▶ _Written instruction_
Search the listing for the string "period" and copy every line that contains it.

══ Records to use ══

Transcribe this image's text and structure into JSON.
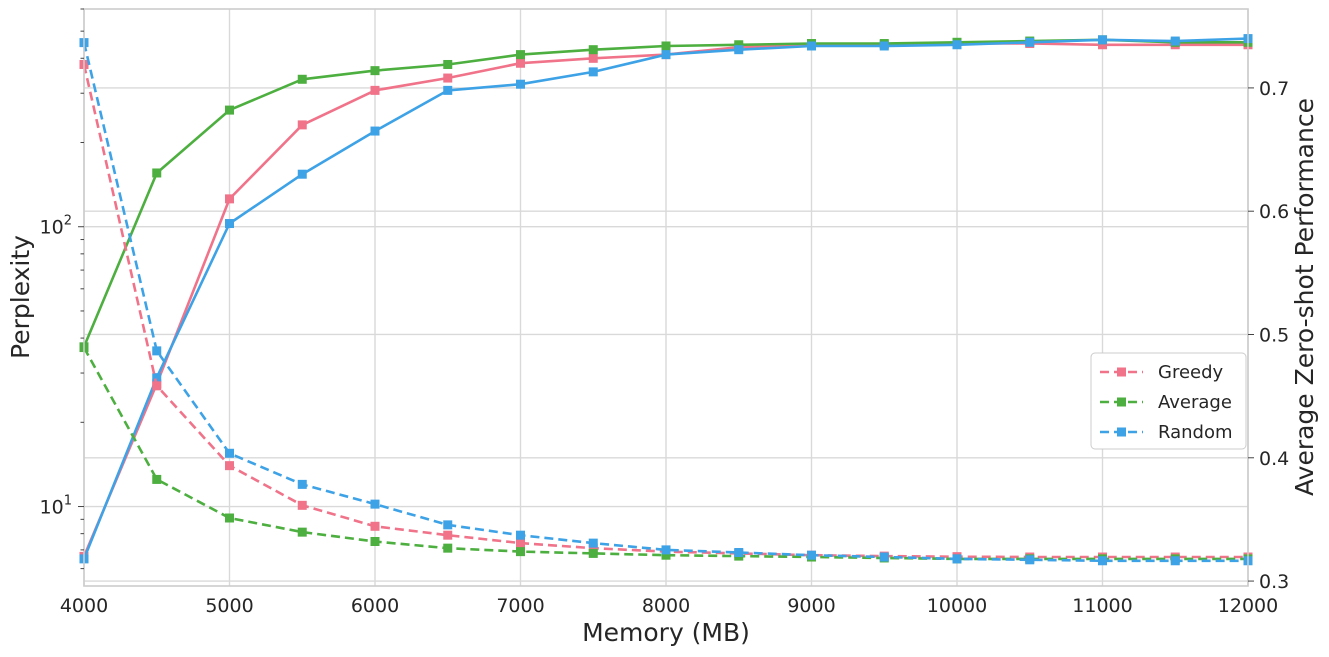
{
  "chart_data": {
    "type": "line",
    "xlabel": "Memory (MB)",
    "ylabel_left": "Perplexity",
    "ylabel_right": "Average Zero-shot Performance",
    "xlim": [
      4000,
      12000
    ],
    "x_ticks": [
      4000,
      5000,
      6000,
      7000,
      8000,
      9000,
      10000,
      11000,
      12000
    ],
    "y_left_scale": "log",
    "y_left_lim": [
      5.2,
      600
    ],
    "y_left_ticks": [
      {
        "value": 10,
        "base": "10",
        "exp": "1"
      },
      {
        "value": 100,
        "base": "10",
        "exp": "2"
      }
    ],
    "y_right_lim": [
      0.296,
      0.764
    ],
    "y_right_ticks": [
      "0.3",
      "0.4",
      "0.5",
      "0.6",
      "0.7"
    ],
    "grid": true,
    "legend_position": "center-right",
    "x": [
      4000,
      4500,
      5000,
      5500,
      6000,
      6500,
      7000,
      7500,
      8000,
      8500,
      9000,
      9500,
      10000,
      10500,
      11000,
      11500,
      12000
    ],
    "series": [
      {
        "name": "Greedy",
        "color": "#f0738a",
        "perplexity": [
          380,
          27,
          14,
          10.1,
          8.5,
          7.9,
          7.4,
          7.1,
          6.9,
          6.8,
          6.7,
          6.65,
          6.62,
          6.6,
          6.6,
          6.6,
          6.6
        ],
        "zero_shot": [
          0.32,
          0.46,
          0.61,
          0.67,
          0.698,
          0.708,
          0.72,
          0.724,
          0.727,
          0.733,
          0.735,
          0.735,
          0.736,
          0.736,
          0.735,
          0.735,
          0.735
        ]
      },
      {
        "name": "Average",
        "color": "#4daf3f",
        "perplexity": [
          37,
          12.5,
          9.1,
          8.1,
          7.5,
          7.1,
          6.9,
          6.8,
          6.7,
          6.65,
          6.6,
          6.55,
          6.5,
          6.5,
          6.5,
          6.5,
          6.5
        ],
        "zero_shot": [
          0.49,
          0.631,
          0.682,
          0.707,
          0.714,
          0.719,
          0.727,
          0.731,
          0.734,
          0.735,
          0.736,
          0.736,
          0.737,
          0.738,
          0.739,
          0.737,
          0.737
        ]
      },
      {
        "name": "Random",
        "color": "#3ea2e6",
        "perplexity": [
          455,
          36,
          15.5,
          12,
          10.2,
          8.6,
          7.9,
          7.4,
          7,
          6.85,
          6.7,
          6.6,
          6.5,
          6.45,
          6.4,
          6.4,
          6.4
        ],
        "zero_shot": [
          0.318,
          0.465,
          0.59,
          0.63,
          0.665,
          0.698,
          0.703,
          0.713,
          0.727,
          0.731,
          0.734,
          0.734,
          0.735,
          0.737,
          0.739,
          0.738,
          0.74
        ]
      }
    ]
  }
}
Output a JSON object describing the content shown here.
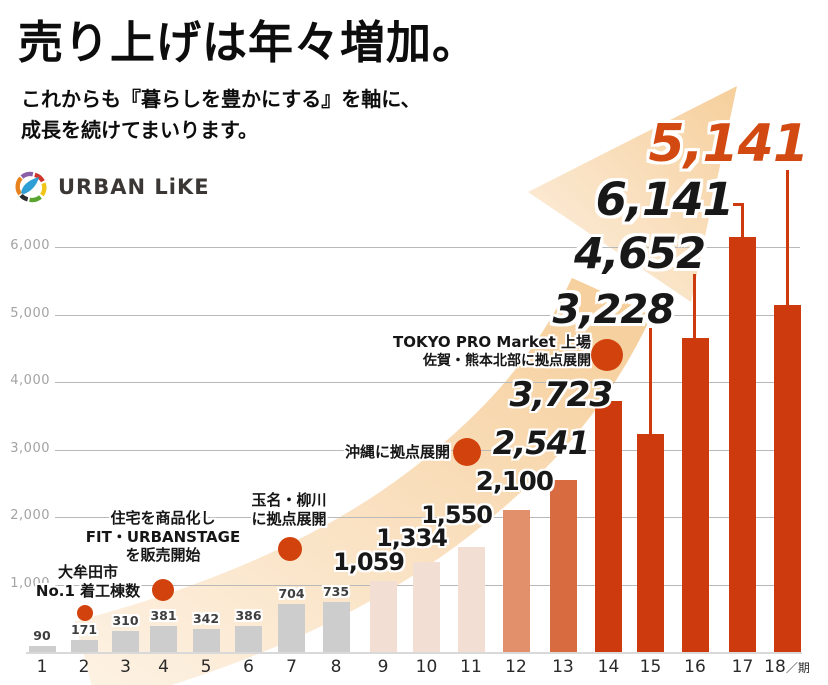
{
  "header": {
    "title": "売り上げは年々増加。",
    "subtitle_line1": "これからも『暮らしを豊かにする』を軸に、",
    "subtitle_line2": "成長を続けてまいります。"
  },
  "brand": {
    "name": "URBAN LiKE"
  },
  "colors": {
    "bar_gray": "#cdcdcd",
    "bar_pale": "#f3ded4",
    "bar_salmon": "#e2906c",
    "bar_mid_orange": "#d86c40",
    "bar_deep_orange": "#cc3a0d",
    "milestone_dot": "#d2420d",
    "highlight_number": "#d24a12",
    "arrow_light": "#fdf1e2",
    "arrow_dark": "#f6cf9c",
    "gridline": "#b9b9b9"
  },
  "chart_data": {
    "type": "bar",
    "title": "売り上げは年々増加。",
    "xlabel": "期",
    "x_axis_suffix": "／期",
    "ylabel": "",
    "ylim": [
      0,
      6500
    ],
    "grid": true,
    "yticks": [
      1000,
      2000,
      3000,
      4000,
      5000,
      6000
    ],
    "ytick_labels": [
      "1,000",
      "2,000",
      "3,000",
      "4,000",
      "5,000",
      "6,000"
    ],
    "categories": [
      "1",
      "2",
      "3",
      "4",
      "5",
      "6",
      "7",
      "8",
      "9",
      "10",
      "11",
      "12",
      "13",
      "14",
      "15",
      "16",
      "17",
      "18"
    ],
    "values": [
      90,
      171,
      310,
      381,
      342,
      386,
      704,
      735,
      1059,
      1334,
      1550,
      2100,
      2541,
      3723,
      3228,
      4652,
      6141,
      5141
    ],
    "value_labels": [
      "90",
      "171",
      "310",
      "381",
      "342",
      "386",
      "704",
      "735",
      "1,059",
      "1,334",
      "1,550",
      "2,100",
      "2,541",
      "3,723",
      "3,228",
      "4,652",
      "6,141",
      "5,141"
    ],
    "annotations": [
      {
        "id": "omuta",
        "period": 2,
        "lines": [
          "大牟田市",
          "No.1 着工棟数"
        ]
      },
      {
        "id": "fit-urbanstage",
        "period": 4,
        "lines": [
          "住宅を商品化し",
          "FIT・URBANSTAGE",
          "を販売開始"
        ]
      },
      {
        "id": "tamana-yanagawa",
        "period": 7,
        "lines": [
          "玉名・柳川",
          "に拠点展開"
        ]
      },
      {
        "id": "okinawa",
        "period": 11,
        "lines": [
          "沖縄に拠点展開"
        ]
      },
      {
        "id": "tokyo-pro-market",
        "period": 14,
        "lines": [
          "TOKYO PRO Market 上場",
          "佐賀・熊本北部に拠点展開"
        ]
      }
    ]
  }
}
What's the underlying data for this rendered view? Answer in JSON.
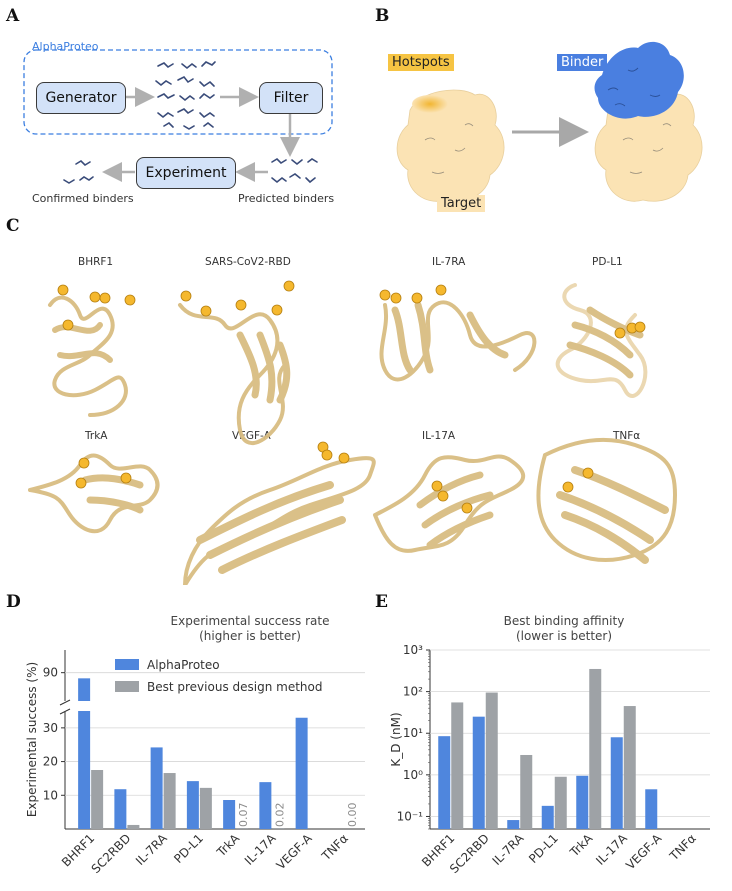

═══

▶ _Finished answer_
        "period": 2,
        "period": 4,
        "period": 7,
        "period": 11,
        "period": 14,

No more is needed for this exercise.